TEXTO EN ESTUDIO:

***

He llegado a casa. Me demoré largos minutos. Si es cierto lo que dicen, en este rato se registraron centenares de delitos en el país. Soy un sobreviviente.
Paul Auster
Las mujeres inteligentes enseñan a vivir y hacen sentir que uno tiene alma. Lo dijo Garcés en una columna en La Nación. Las sombras fatales de la noche porteña no me asustan ni apuran mis huesos. Me inyectan cordura, queman los mensajes que en algún momento puede haber situado la propaganda en mi mente. El miedo es el caldo de cultivo de sistemas represivos. No creo que la puerta giratoria se cierre con mano dura. Si admitiera lo que dicen Lavín o Piñera, compraría un arma y actuaría como si estuviera en las llamas del Medellín que describe Vallejo en sus novelas. También compraría una estampita para el corazón, por si es cierto que la Virgen desvía disparos.
“Nunca es tarde para recuperar la fe, Dani”, me decía siempre un reportero gráfico evangélico con quien compartía turnos de fin de semana en el diario. Se obsesionó con convertirme en su “hermano” desde una mañana en que, con una resaca del demonio, le dije que quizás me gustaría tomar menos alcohol. Me pilló volando bajo. El acoso bíblico concluyó cuando me llevó a un culto en el hotel que queda al lado del Teatro Municipal de Viña. Al notar que no tenía ningún reparo en ser la única persona que no coreaba ni seguía con aplausos los cantos de una banda de rock cristiano, este hombre, que juraba tener un link especial con Dios, desistió para siempre, sin que se perdiera la amistad. Cumplía con todos los requisitos del prototipo del evangélico cincuentón. Antes de encontrar la luz divina, como decía la Anita Reeves en “Amores de Mercado”, folló con cuanta hembra se le puso por delante, incluyendo la mujer de un inválido que vivía al frente del diario. El discapacitado se las traía: le gustaba ver cómo su mujer lo hacía con otro, aunque su enfermedad mantuviera su órgano sexual como una fruta de utilería. Para qué seguir. El tipo las hizo todas y súbitamente, seguramente después que su mujer se aburrió de amenazar y efectivamente se fue de la casa, sintió que Dios lo perdonaría si recitaba como loro la palabra sagrada.

***

Entradas tomadas de una colección:
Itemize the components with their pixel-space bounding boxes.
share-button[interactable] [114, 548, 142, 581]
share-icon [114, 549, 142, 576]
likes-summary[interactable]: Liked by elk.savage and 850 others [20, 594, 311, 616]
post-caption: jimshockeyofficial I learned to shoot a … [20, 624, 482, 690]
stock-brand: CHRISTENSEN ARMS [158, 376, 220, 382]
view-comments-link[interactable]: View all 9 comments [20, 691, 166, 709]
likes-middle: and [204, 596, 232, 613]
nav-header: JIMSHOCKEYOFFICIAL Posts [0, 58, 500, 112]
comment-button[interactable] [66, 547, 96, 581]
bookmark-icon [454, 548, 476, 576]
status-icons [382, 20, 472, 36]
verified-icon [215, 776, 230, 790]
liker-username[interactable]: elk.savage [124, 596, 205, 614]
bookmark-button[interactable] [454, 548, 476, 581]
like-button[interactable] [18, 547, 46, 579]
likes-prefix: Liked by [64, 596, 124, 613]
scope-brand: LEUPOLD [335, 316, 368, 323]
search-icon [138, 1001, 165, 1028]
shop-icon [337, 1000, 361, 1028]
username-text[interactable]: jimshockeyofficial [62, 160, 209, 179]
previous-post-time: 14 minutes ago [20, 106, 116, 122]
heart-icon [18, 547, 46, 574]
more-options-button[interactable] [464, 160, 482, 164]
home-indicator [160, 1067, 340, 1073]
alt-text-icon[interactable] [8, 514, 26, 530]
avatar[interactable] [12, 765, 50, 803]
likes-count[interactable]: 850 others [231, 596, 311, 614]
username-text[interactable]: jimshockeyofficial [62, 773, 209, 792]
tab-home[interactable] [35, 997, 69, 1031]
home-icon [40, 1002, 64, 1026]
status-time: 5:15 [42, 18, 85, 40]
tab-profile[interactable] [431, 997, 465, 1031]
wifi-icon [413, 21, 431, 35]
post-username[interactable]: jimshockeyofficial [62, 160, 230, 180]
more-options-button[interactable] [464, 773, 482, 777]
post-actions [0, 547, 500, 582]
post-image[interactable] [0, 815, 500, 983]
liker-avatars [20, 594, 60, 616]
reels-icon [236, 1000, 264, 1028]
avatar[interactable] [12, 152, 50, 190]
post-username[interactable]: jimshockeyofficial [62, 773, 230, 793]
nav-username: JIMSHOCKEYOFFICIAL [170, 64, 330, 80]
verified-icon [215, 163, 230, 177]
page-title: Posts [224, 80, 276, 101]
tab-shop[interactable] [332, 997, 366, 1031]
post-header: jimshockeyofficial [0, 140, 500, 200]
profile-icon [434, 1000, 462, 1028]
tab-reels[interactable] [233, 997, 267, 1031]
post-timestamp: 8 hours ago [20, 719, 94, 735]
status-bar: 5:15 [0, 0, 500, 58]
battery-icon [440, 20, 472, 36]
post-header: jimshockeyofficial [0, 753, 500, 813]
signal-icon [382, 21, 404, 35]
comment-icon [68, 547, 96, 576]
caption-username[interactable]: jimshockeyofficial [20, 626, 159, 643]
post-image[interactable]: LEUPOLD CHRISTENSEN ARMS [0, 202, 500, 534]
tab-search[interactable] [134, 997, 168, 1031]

***

ACCIÓN REQUERIDA 1:
Enumera todos los apellidos de personas que aparecen en el párrafo del texto en estudio que comienza con «Las mujeres inteligentes enseñan a vivir».
ACCIÓN REQUERIDA 2:
Prolonga, por favor, el texto en estudio a partir de su última oración, con la misma voz en primera persona.

ESPACIO DE RESPUESTA 1:
Garcés, Lavín, Piñera, Vallejo

ESPACIO DE RESPUESTA 2:
Sigo por las sombras porteñas, ahora retomando mi análisis sobre las mujeres inteligentes. Cada vez que se produce una sintonía, una conexión, estando sobrios o ebrios, se enciende una alarma de felicidad, casi siempre acompañada, como reflejo, de las ganas de abrazar y besar. Pero uno no puede ser tan expresivo. No corresponde. Por eso prefiero acumular alarmas hasta que estallen y me sea imposible no manifestar lo que siento. Es una explosión racional, sin agitación, un temblor delirante que deja como residuo un estado de paz permanente. Y uno se va convenciendo de que es algo grande.
He llegado a casa. Me demoré largos minutos. Si es cierto lo que dicen, en este rato se registraron centenares de delitos en el país. Soy un sobreviviente.